*** DATA SHOWN ***
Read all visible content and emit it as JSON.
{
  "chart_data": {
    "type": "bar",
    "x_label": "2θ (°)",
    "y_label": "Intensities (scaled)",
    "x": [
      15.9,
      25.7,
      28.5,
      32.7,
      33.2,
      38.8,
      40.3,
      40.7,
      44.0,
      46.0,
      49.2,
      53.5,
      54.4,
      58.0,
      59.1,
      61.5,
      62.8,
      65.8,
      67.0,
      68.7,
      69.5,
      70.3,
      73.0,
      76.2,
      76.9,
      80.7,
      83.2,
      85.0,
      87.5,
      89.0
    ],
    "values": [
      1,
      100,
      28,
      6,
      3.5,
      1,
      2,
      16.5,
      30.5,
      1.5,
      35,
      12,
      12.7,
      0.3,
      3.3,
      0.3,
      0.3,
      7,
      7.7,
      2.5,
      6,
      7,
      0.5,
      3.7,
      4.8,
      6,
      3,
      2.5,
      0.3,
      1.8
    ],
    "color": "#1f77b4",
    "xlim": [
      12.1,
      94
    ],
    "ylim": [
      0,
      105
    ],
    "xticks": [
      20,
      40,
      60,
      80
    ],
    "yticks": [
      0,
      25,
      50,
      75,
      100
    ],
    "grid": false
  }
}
***
→ **SHORT TASK**
Restate the listing in full, word for word.

→ **WORKED SOLUTION**
Read all visible content and emit it as JSON.
{
  "chart_data": {
    "type": "bar",
    "x_label": "2θ (°)",
    "y_label": "Intensities (scaled)",
    "x": [
      15.9,
      25.7,
      28.5,
      32.7,
      33.2,
      38.8,
      40.3,
      40.7,
      44.0,
      46.0,
      49.2,
      53.5,
      54.4,
      58.0,
      59.1,
      61.5,
      62.8,
      65.8,
      67.0,
      68.7,
      69.5,
      70.3,
      73.0,
      76.2,
      76.9,
      80.7,
      83.2,
      85.0,
      87.5,
      89.0
    ],
    "values": [
      1,
      100,
      28,
      6,
      3.5,
      1,
      2,
      16.5,
      30.5,
      1.5,
      35,
      12,
      12.7,
      0.3,
      3.3,
      0.3,
      0.3,
      7,
      7.7,
      2.5,
      6,
      7,
      0.5,
      3.7,
      4.8,
      6,
      3,
      2.5,
      0.3,
      1.8
    ],
    "color": "#1f77b4",
    "xlim": [
      12.1,
      94
    ],
    "ylim": [
      0,
      105
    ],
    "xticks": [
      20,
      40,
      60,
      80
    ],
    "yticks": [
      0,
      25,
      50,
      75,
      100
    ],
    "grid": false
  }
}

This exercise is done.